ESERCIZIO 1:
Nell'elenco dei dati, sostituisci "candle-body" con "corpo-candela" nelle righe che vanno da quella con "candle-body xyxy=(311,214,315,218)" fino a quella con "rsi-ma-legend-label: 9MA xyxy=(82,294,105,306)", entrambe comprese. Riscrivi solo queste righe e lascia invariato tutto il resto.
ESERCIZIO 2:
Prosegui il testo sul film "Un sacco bello" a partire dal punto in cui si interrompe.

BRANO DEL DOCUMENTO:
Il 19 gennaio 1980 esce nelle sale italiane una pellicola destinata ad un successo straordinario: "Un sacco bello". L'opera rappresenta l'esordio alla regia di Carlo Verdone, qui alla sua prima volta
dietro la cinepresa. Dietro la realizzazione di questo film si può dire che ci sia l'intera "storia" del cinema italiano. Infatti, produttore di "Un sacco bello" è Sergio Leone, il re del western, considerato uno dei registi più famosi ed apprezzati al mondo. Inoltre, nella stesura della trama del film Verdone è affiancato da due grandi "nomi" della sceneggiatura: Leonardo "Leo" Benvenuti e Piero De Bernardi.


                                                                        Da sinistra: Leo, Enzo e Ruggero.

E, ciliegina sulla torta, la colonna sonora è interamente curata dal maestro Ennio Morricone.
Passiamo ora alla trama. La pellicola è ambientata in una calda, assolata e silenziosa Roma nel giorno di Ferragosto: Verdone interpreta ben sei personaggi - tratti dal suo repertorio televisivo presentato nel programma Rai "Non stop" (1978).



                                                                  Ruggero e suo padre Mario (Mario Brega).

I principali sono tre. C'è Enzo, classico "bullo" romano, che - armato di "penne a biro" e "carze de seta" - è pronto a partire per un viaggio in Polonia (Cracovia) al solo scopo di "rimorchiare".
C'è Ruggero, "capellone" hippie, che vive in una comunità in Umbria dove si professa "l'amore libero", tornato a Roma, nella sua città, per fare una questua ai semafori. E c'è Leo, un ragazzo buono, ingenuo e generoso che sta per raggiungere sua madre a Ladispoli.
Per tutti e tre, però, le cose non vanno come previsto. Enzo, dopo la defezione del suo amico Sergio - colto da una colica durante il viaggio - è costretto a passare l'intera giornata al telefono pur di trovare qualcuno disposto ad accompagnarlo.


                                                            Ruggero e Fiorenza (Isabella De Bernardi).

(Elenco dei dati)
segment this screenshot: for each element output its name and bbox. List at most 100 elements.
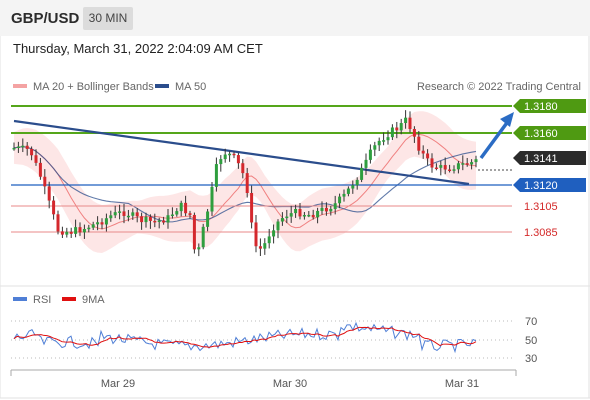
candle-body xyxy=(311,214,315,218)
candle-body xyxy=(368,149,372,160)
candle-body xyxy=(417,136,421,151)
candle-body xyxy=(148,216,152,221)
candle-body xyxy=(386,137,390,141)
candle-body xyxy=(109,215,113,219)
candle-body xyxy=(52,200,56,215)
candle-body xyxy=(87,227,91,230)
bollinger-legend-label: MA 20 + Bollinger Bands xyxy=(33,81,154,93)
rsi-ma-legend-label: 9MA xyxy=(82,294,105,306)
candle-body xyxy=(421,150,425,154)
candle-body xyxy=(448,169,452,172)
candle-body xyxy=(399,123,403,131)
x-axis-label-mar31: Mar 31 xyxy=(445,378,479,390)
candle-body xyxy=(140,216,144,223)
candle-body xyxy=(74,227,78,234)
candle-body xyxy=(373,145,377,150)
forecast-arrow-head xyxy=(500,112,514,127)
candle-body xyxy=(289,213,293,217)
rsi-axis-30: 30 xyxy=(525,353,537,365)
candle-body xyxy=(43,176,47,187)
candle-body xyxy=(232,153,236,156)
candle-body xyxy=(280,218,284,222)
candle-body xyxy=(272,230,276,237)
candle-body xyxy=(294,208,298,214)
bollinger-band-area xyxy=(14,111,476,253)
candle-body xyxy=(434,167,438,170)
bollinger-bands xyxy=(13,111,477,253)
candle-body xyxy=(338,196,342,204)
rsi-line xyxy=(13,321,477,354)
price-tag-support: 1.3120 xyxy=(513,178,586,192)
candle-body xyxy=(126,215,130,218)
ma50-line xyxy=(13,146,477,223)
candle-body xyxy=(113,212,117,216)
candle-body xyxy=(342,193,346,197)
candle-body xyxy=(135,212,139,217)
price-tag-1-label: 1.3180 xyxy=(524,101,558,113)
candle-body xyxy=(245,173,249,193)
candle-body xyxy=(329,208,333,212)
candle-body xyxy=(219,159,223,165)
candle-body xyxy=(175,211,179,215)
candle-body xyxy=(456,163,460,170)
candle-body xyxy=(382,140,386,142)
candle-body xyxy=(470,162,474,165)
candle-body xyxy=(412,128,416,137)
candle-body xyxy=(307,214,311,217)
candle-body xyxy=(263,243,267,249)
candle-body xyxy=(162,220,166,223)
candle-body xyxy=(104,218,108,225)
candle-body xyxy=(316,210,320,218)
candle-body xyxy=(214,164,218,187)
candle-body xyxy=(91,224,95,228)
candle-body xyxy=(210,186,214,212)
candle-body xyxy=(395,127,399,131)
price-tag-target-1-label: 1.3105 xyxy=(524,201,558,213)
candle-body xyxy=(201,226,205,248)
candle-body xyxy=(206,211,210,227)
candle-body xyxy=(122,211,126,216)
candle-body xyxy=(179,202,183,212)
chart-timestamp: Thursday, March 31, 2022 2:04:09 AM CET xyxy=(13,41,263,56)
price-tag-2-label: 1.3160 xyxy=(524,128,558,140)
candle-body xyxy=(465,163,469,165)
candle-body xyxy=(223,154,227,160)
candle-body xyxy=(426,153,430,159)
candle-body xyxy=(355,179,359,186)
candle-body xyxy=(21,145,25,148)
candle-body xyxy=(461,163,465,165)
candle-body xyxy=(404,117,408,124)
x-axis-label-mar29: Mar 29 xyxy=(101,378,135,390)
candle-body xyxy=(184,202,188,214)
candle-body xyxy=(474,159,478,163)
ma50-legend-label: MA 50 xyxy=(175,81,206,93)
trend-line xyxy=(13,119,470,186)
candle-body xyxy=(25,145,29,149)
candle-body xyxy=(250,192,254,223)
price-tag-1: 1.3180 xyxy=(513,99,586,113)
candle-body xyxy=(276,221,280,231)
candle-body xyxy=(443,165,447,170)
candlesticks xyxy=(12,110,478,257)
candle-body xyxy=(60,231,64,235)
rsi-legend-label: RSI xyxy=(33,294,51,306)
price-tag-target-2-label: 1.3085 xyxy=(524,227,558,239)
candle-body xyxy=(56,214,60,232)
candle-body xyxy=(346,188,350,194)
candle-body xyxy=(360,167,364,180)
candle-body xyxy=(144,216,148,223)
candle-body xyxy=(364,159,368,168)
rsi-ma-legend-swatch xyxy=(62,297,76,301)
candle-body xyxy=(390,127,394,138)
candle-body xyxy=(78,227,82,233)
ma20-line xyxy=(13,133,477,230)
candle-body xyxy=(333,203,337,209)
candle-body xyxy=(302,215,306,217)
price-tag-current: 1.3141 xyxy=(513,151,586,165)
candle-body xyxy=(351,185,355,189)
timeframe-badge[interactable]: 30 MIN xyxy=(83,7,133,30)
candle-body xyxy=(320,207,324,211)
candle-body xyxy=(452,169,456,171)
price-tag-2: 1.3160 xyxy=(513,126,586,140)
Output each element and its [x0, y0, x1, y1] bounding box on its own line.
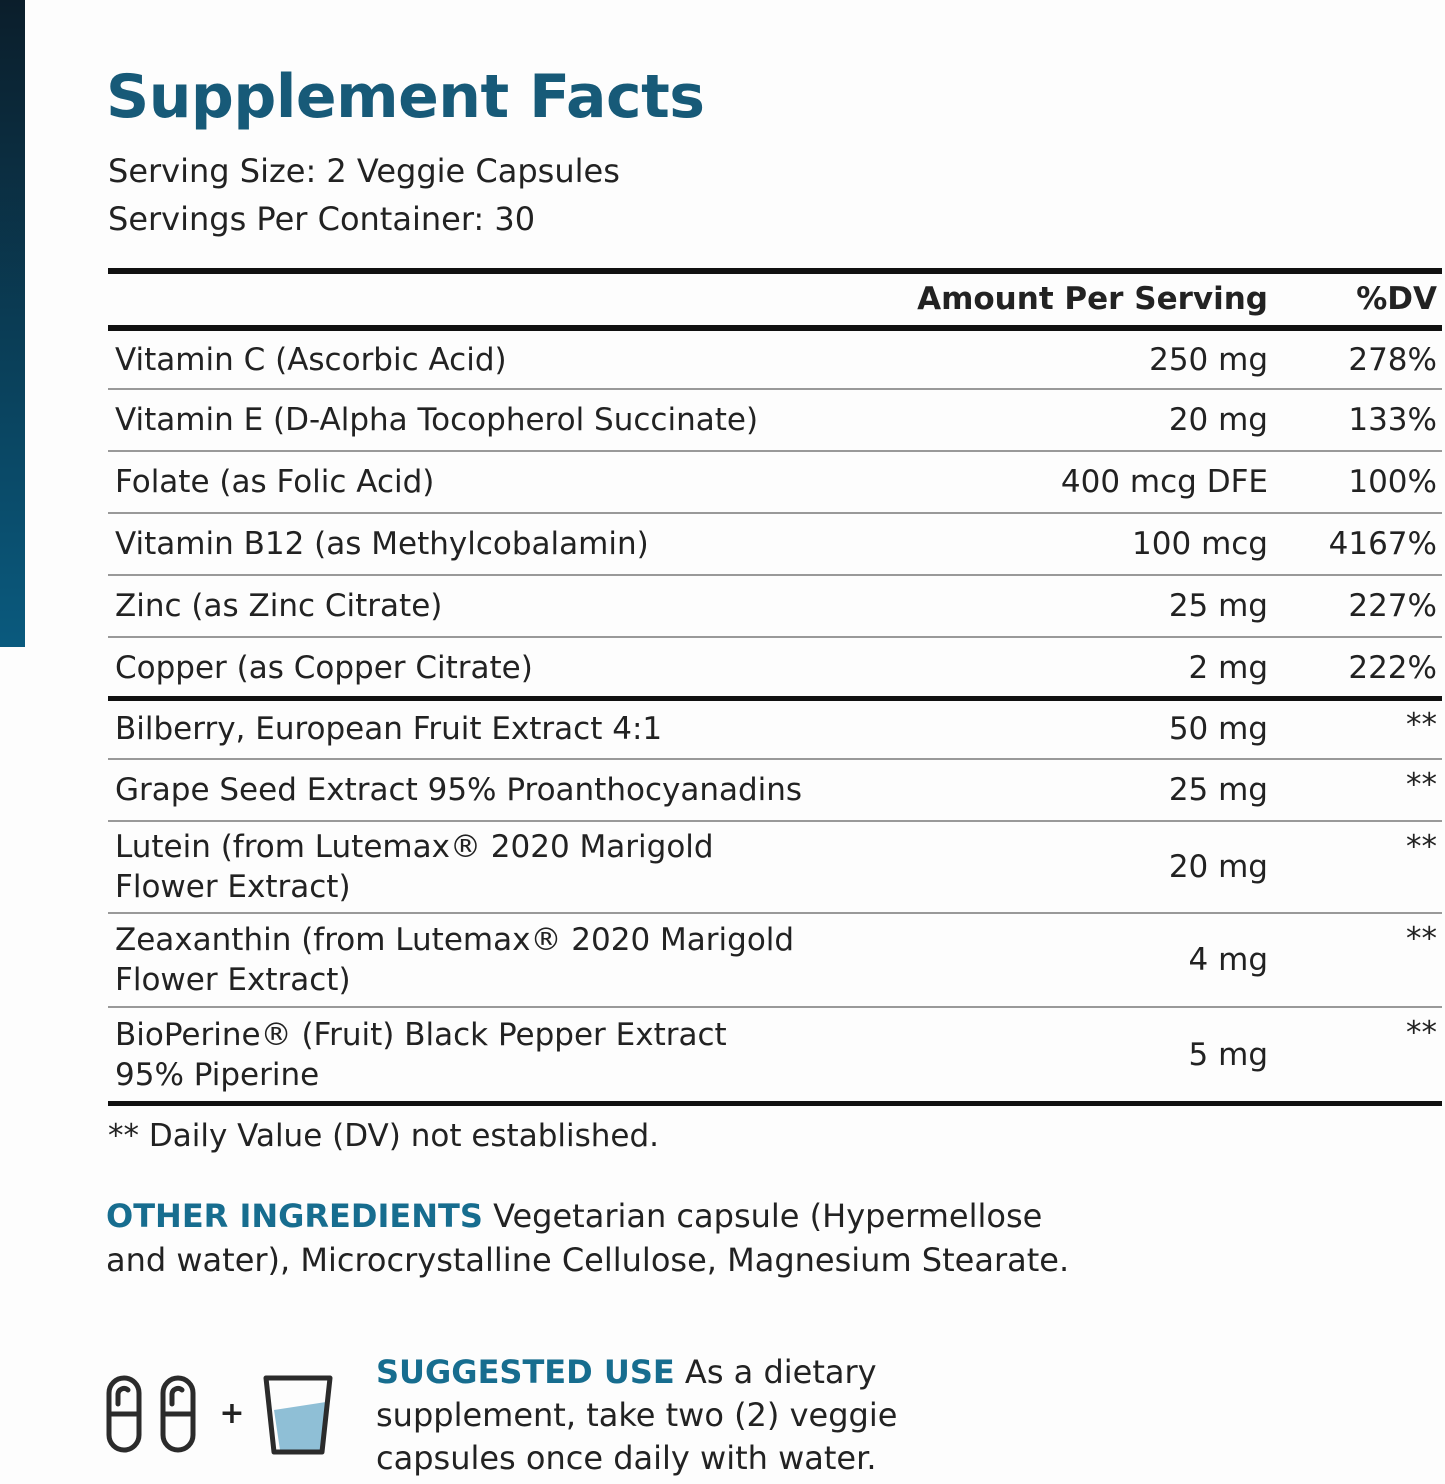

SOLUZIONE 1:
corpo-candela xyxy=(311,214,315,218)
corpo-candela xyxy=(368,149,372,160)
corpo-candela xyxy=(417,136,421,151)
corpo-candela xyxy=(148,216,152,221)
corpo-candela xyxy=(386,137,390,141)
corpo-candela xyxy=(109,215,113,219)
corpo-candela xyxy=(52,200,56,215)
corpo-candela xyxy=(87,227,91,230)
bollinger-legend-label: MA 20 + Bollinger Bands xyxy=(33,81,154,93)
rsi-ma-legend-label: 9MA xyxy=(82,294,105,306)

SOLUZIONE 2:
Ruggero, beccato dal padre al semaforo, viene preso insieme alla fidanzata Fiorenza e portato a casa dove viene sottoposto ad una sorta di "processo" in cui giudici sono una serie di "figure" (tutte interpretare da Verdone) ovvero il prete Alfio, un professore che abita al piano di sopra e il cugino Anselmo. Leo, invece, incontra sulla sua strada una giovane turista spagnola, Marisol (Veronica Miriel), che, dopo essersi fatta ospitare a casa ed averlo quasi sedotto, lo abbandona lì dopo l'irruzione del fidanzato.




                                                               Enzo e Sergio (Renato Scarpa).


Alla fine, Ruggero e Fiorenza ritornano al semaforo da dove erano stati prelevati e raggiungono i loro amici - sotto un misterioso boato che sembra fare il verso ad un attentato dinamitardo. Enzo, dopo l'ennesima telefonata, riesce finalmente a trovare un compagno di viaggio (l'amico di Martucci) e "sgomma" a tutto gas, verso la Polonia - lasciando una macchia d'olio a terra, presagio forse di ulteriori guai.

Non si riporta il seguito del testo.